[What this task involves]
Output a single figure: the number of lines in which the word "title" appears.

[Source material]
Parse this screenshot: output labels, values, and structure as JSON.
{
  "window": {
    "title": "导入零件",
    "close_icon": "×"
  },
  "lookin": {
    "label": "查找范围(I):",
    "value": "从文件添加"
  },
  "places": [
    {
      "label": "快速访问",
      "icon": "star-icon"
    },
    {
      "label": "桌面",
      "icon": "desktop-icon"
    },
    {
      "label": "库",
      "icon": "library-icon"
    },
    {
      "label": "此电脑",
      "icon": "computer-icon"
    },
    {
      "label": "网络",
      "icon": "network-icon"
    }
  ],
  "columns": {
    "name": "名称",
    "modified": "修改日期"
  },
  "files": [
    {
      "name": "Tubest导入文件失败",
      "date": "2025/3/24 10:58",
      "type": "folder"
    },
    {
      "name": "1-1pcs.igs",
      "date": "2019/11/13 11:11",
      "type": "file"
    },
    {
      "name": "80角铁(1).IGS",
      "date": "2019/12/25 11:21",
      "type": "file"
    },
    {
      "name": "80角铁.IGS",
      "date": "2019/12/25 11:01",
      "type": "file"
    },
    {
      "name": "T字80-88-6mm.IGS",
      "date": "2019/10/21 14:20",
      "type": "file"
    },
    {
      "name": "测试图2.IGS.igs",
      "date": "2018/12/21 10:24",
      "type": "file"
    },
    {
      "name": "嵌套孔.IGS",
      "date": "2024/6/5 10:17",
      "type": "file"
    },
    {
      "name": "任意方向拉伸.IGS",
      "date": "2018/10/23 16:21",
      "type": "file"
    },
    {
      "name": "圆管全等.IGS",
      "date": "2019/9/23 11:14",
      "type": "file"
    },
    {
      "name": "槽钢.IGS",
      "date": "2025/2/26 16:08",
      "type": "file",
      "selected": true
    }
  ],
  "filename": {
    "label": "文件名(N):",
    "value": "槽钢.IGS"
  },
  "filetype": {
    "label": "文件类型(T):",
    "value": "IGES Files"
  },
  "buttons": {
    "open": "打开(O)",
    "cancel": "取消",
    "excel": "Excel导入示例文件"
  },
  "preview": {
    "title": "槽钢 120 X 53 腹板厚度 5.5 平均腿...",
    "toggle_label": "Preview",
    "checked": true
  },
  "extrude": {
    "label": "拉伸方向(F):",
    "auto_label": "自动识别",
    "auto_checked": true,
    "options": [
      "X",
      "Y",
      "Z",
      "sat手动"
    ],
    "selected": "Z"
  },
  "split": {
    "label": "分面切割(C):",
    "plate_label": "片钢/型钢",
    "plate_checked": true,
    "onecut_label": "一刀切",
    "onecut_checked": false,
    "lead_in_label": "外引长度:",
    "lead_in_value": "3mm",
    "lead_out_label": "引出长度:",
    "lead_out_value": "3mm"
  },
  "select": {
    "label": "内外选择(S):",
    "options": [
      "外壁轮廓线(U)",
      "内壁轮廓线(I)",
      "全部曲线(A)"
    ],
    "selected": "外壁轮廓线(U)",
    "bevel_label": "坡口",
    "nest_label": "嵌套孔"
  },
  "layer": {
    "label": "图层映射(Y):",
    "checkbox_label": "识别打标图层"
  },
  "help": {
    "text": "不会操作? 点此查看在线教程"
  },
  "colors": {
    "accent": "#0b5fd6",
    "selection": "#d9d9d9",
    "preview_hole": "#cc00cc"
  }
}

[Result of this task]
2